Reproduce the listing below verbatim.

--- START OF Data records ---

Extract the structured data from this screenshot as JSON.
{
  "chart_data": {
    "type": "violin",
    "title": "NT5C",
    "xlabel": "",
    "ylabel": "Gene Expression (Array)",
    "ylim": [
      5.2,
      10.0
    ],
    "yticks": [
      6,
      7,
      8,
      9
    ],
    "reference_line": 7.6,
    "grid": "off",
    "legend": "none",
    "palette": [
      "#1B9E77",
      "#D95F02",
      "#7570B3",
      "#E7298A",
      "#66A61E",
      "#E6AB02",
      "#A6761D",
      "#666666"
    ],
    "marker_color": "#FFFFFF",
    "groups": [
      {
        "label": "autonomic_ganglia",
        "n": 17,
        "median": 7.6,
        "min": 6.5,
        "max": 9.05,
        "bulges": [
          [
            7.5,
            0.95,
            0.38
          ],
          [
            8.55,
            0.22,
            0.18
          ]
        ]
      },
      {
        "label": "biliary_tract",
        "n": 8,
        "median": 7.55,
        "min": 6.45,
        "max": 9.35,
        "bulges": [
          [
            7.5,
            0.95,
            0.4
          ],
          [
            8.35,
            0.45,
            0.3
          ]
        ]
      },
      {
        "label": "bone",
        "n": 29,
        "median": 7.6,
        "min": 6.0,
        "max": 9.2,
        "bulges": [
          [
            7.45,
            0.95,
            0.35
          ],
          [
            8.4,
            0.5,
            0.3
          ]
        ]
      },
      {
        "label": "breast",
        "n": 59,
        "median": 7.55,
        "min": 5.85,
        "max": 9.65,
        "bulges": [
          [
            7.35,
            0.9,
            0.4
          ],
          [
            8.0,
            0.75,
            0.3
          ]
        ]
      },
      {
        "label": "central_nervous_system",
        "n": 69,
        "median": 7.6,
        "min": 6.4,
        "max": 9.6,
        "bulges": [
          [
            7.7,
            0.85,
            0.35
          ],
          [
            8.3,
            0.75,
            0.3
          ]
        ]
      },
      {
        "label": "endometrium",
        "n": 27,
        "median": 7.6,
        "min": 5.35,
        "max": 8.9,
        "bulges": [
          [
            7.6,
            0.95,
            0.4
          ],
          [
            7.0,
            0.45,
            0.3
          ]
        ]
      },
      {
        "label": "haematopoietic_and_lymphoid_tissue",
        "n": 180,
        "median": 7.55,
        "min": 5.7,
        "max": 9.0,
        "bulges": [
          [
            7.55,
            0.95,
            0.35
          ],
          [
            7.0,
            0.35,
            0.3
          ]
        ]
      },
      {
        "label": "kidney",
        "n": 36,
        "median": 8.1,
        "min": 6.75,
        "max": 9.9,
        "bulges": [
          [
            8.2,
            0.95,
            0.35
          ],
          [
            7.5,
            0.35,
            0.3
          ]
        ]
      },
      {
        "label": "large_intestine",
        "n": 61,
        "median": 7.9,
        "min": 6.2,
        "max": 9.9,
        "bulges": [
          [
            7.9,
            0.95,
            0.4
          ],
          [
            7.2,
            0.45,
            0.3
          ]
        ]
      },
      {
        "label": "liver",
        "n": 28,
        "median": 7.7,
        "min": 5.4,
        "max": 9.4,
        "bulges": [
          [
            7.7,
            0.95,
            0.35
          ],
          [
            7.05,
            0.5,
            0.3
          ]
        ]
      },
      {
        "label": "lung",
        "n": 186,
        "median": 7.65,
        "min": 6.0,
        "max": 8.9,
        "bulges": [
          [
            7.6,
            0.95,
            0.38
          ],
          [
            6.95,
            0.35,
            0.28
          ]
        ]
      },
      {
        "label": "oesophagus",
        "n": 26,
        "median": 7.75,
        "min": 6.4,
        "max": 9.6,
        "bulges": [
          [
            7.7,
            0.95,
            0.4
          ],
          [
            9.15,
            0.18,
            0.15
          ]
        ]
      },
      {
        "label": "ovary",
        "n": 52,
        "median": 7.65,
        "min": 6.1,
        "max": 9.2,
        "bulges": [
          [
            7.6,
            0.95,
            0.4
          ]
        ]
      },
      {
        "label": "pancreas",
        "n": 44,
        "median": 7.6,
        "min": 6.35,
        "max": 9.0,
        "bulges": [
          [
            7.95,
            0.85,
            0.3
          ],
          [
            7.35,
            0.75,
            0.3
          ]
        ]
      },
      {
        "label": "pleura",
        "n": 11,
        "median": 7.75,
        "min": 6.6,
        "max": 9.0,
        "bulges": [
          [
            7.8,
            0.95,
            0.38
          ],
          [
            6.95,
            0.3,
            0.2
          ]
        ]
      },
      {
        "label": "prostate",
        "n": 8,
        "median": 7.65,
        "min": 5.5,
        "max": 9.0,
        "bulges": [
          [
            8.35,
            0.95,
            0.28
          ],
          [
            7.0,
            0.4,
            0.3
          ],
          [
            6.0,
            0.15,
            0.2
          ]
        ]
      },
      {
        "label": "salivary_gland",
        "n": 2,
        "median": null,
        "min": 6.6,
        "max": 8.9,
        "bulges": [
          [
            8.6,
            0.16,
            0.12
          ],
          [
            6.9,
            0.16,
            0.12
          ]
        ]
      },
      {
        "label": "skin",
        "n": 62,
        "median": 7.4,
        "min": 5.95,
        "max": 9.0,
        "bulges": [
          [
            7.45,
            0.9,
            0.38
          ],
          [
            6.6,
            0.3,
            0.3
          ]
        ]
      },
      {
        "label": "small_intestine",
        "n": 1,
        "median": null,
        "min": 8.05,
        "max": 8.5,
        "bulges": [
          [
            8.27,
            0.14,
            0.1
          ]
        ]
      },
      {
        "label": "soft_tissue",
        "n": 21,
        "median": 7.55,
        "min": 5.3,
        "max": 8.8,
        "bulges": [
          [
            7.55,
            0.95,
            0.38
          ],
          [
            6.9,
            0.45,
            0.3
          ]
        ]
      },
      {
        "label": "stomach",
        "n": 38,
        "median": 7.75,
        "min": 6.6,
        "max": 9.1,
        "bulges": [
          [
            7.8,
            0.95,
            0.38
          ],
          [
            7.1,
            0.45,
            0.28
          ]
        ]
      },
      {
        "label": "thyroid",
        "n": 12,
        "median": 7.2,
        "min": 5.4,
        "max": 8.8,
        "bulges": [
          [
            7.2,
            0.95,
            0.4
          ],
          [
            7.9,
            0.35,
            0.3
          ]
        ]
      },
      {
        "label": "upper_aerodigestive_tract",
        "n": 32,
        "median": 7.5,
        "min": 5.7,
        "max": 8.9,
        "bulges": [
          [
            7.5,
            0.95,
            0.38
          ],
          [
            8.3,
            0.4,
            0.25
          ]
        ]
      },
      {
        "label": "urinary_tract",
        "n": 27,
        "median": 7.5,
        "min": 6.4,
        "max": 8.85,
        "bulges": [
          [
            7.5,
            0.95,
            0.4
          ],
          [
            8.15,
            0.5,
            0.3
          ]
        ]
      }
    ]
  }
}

--- END OF Data records ---

| Result for this exercise |
Extract the structured data from this screenshot as JSON.
{
  "chart_data": {
    "type": "violin",
    "title": "NT5C",
    "xlabel": "",
    "ylabel": "Gene Expression (Array)",
    "ylim": [
      5.2,
      10.0
    ],
    "yticks": [
      6,
      7,
      8,
      9
    ],
    "reference_line": 7.6,
    "grid": "off",
    "legend": "none",
    "palette": [
      "#1B9E77",
      "#D95F02",
      "#7570B3",
      "#E7298A",
      "#66A61E",
      "#E6AB02",
      "#A6761D",
      "#666666"
    ],
    "marker_color": "#FFFFFF",
    "groups": [
      {
        "label": "autonomic_ganglia",
        "n": 17,
        "median": 7.6,
        "min": 6.5,
        "max": 9.05,
        "bulges": [
          [
            7.5,
            0.95,
            0.38
          ],
          [
            8.55,
            0.22,
            0.18
          ]
        ]
      },
      {
        "label": "biliary_tract",
        "n": 8,
        "median": 7.55,
        "min": 6.45,
        "max": 9.35,
        "bulges": [
          [
            7.5,
            0.95,
            0.4
          ],
          [
            8.35,
            0.45,
            0.3
          ]
        ]
      },
      {
        "label": "bone",
        "n": 29,
        "median": 7.6,
        "min": 6.0,
        "max": 9.2,
        "bulges": [
          [
            7.45,
            0.95,
            0.35
          ],
          [
            8.4,
            0.5,
            0.3
          ]
        ]
      },
      {
        "label": "breast",
        "n": 59,
        "median": 7.55,
        "min": 5.85,
        "max": 9.65,
        "bulges": [
          [
            7.35,
            0.9,
            0.4
          ],
          [
            8.0,
            0.75,
            0.3
          ]
        ]
      },
      {
        "label": "central_nervous_system",
        "n": 69,
        "median": 7.6,
        "min": 6.4,
        "max": 9.6,
        "bulges": [
          [
            7.7,
            0.85,
            0.35
          ],
          [
            8.3,
            0.75,
            0.3
          ]
        ]
      },
      {
        "label": "endometrium",
        "n": 27,
        "median": 7.6,
        "min": 5.35,
        "max": 8.9,
        "bulges": [
          [
            7.6,
            0.95,
            0.4
          ],
          [
            7.0,
            0.45,
            0.3
          ]
        ]
      },
      {
        "label": "haematopoietic_and_lymphoid_tissue",
        "n": 180,
        "median": 7.55,
        "min": 5.7,
        "max": 9.0,
        "bulges": [
          [
            7.55,
            0.95,
            0.35
          ],
          [
            7.0,
            0.35,
            0.3
          ]
        ]
      },
      {
        "label": "kidney",
        "n": 36,
        "median": 8.1,
        "min": 6.75,
        "max": 9.9,
        "bulges": [
          [
            8.2,
            0.95,
            0.35
          ],
          [
            7.5,
            0.35,
            0.3
          ]
        ]
      },
      {
        "label": "large_intestine",
        "n": 61,
        "median": 7.9,
        "min": 6.2,
        "max": 9.9,
        "bulges": [
          [
            7.9,
            0.95,
            0.4
          ],
          [
            7.2,
            0.45,
            0.3
          ]
        ]
      },
      {
        "label": "liver",
        "n": 28,
        "median": 7.7,
        "min": 5.4,
        "max": 9.4,
        "bulges": [
          [
            7.7,
            0.95,
            0.35
          ],
          [
            7.05,
            0.5,
            0.3
          ]
        ]
      },
      {
        "label": "lung",
        "n": 186,
        "median": 7.65,
        "min": 6.0,
        "max": 8.9,
        "bulges": [
          [
            7.6,
            0.95,
            0.38
          ],
          [
            6.95,
            0.35,
            0.28
          ]
        ]
      },
      {
        "label": "oesophagus",
        "n": 26,
        "median": 7.75,
        "min": 6.4,
        "max": 9.6,
        "bulges": [
          [
            7.7,
            0.95,
            0.4
          ],
          [
            9.15,
            0.18,
            0.15
          ]
        ]
      },
      {
        "label": "ovary",
        "n": 52,
        "median": 7.65,
        "min": 6.1,
        "max": 9.2,
        "bulges": [
          [
            7.6,
            0.95,
            0.4
          ]
        ]
      },
      {
        "label": "pancreas",
        "n": 44,
        "median": 7.6,
        "min": 6.35,
        "max": 9.0,
        "bulges": [
          [
            7.95,
            0.85,
            0.3
          ],
          [
            7.35,
            0.75,
            0.3
          ]
        ]
      },
      {
        "label": "pleura",
        "n": 11,
        "median": 7.75,
        "min": 6.6,
        "max": 9.0,
        "bulges": [
          [
            7.8,
            0.95,
            0.38
          ],
          [
            6.95,
            0.3,
            0.2
          ]
        ]
      },
      {
        "label": "prostate",
        "n": 8,
        "median": 7.65,
        "min": 5.5,
        "max": 9.0,
        "bulges": [
          [
            8.35,
            0.95,
            0.28
          ],
          [
            7.0,
            0.4,
            0.3
          ],
          [
            6.0,
            0.15,
            0.2
          ]
        ]
      },
      {
        "label": "salivary_gland",
        "n": 2,
        "median": null,
        "min": 6.6,
        "max": 8.9,
        "bulges": [
          [
            8.6,
            0.16,
            0.12
          ],
          [
            6.9,
            0.16,
            0.12
          ]
        ]
      },
      {
        "label": "skin",
        "n": 62,
        "median": 7.4,
        "min": 5.95,
        "max": 9.0,
        "bulges": [
          [
            7.45,
            0.9,
            0.38
          ],
          [
            6.6,
            0.3,
            0.3
          ]
        ]
      },
      {
        "label": "small_intestine",
        "n": 1,
        "median": null,
        "min": 8.05,
        "max": 8.5,
        "bulges": [
          [
            8.27,
            0.14,
            0.1
          ]
        ]
      },
      {
        "label": "soft_tissue",
        "n": 21,
        "median": 7.55,
        "min": 5.3,
        "max": 8.8,
        "bulges": [
          [
            7.55,
            0.95,
            0.38
          ],
          [
            6.9,
            0.45,
            0.3
          ]
        ]
      },
      {
        "label": "stomach",
        "n": 38,
        "median": 7.75,
        "min": 6.6,
        "max": 9.1,
        "bulges": [
          [
            7.8,
            0.95,
            0.38
          ],
          [
            7.1,
            0.45,
            0.28
          ]
        ]
      },
      {
        "label": "thyroid",
        "n": 12,
        "median": 7.2,
        "min": 5.4,
        "max": 8.8,
        "bulges": [
          [
            7.2,
            0.95,
            0.4
          ],
          [
            7.9,
            0.35,
            0.3
          ]
        ]
      },
      {
        "label": "upper_aerodigestive_tract",
        "n": 32,
        "median": 7.5,
        "min": 5.7,
        "max": 8.9,
        "bulges": [
          [
            7.5,
            0.95,
            0.38
          ],
          [
            8.3,
            0.4,
            0.25
          ]
        ]
      },
      {
        "label": "urinary_tract",
        "n": 27,
        "median": 7.5,
        "min": 6.4,
        "max": 8.85,
        "bulges": [
          [
            7.5,
            0.95,
            0.4
          ],
          [
            8.15,
            0.5,
            0.3
          ]
        ]
      }
    ]
  }
}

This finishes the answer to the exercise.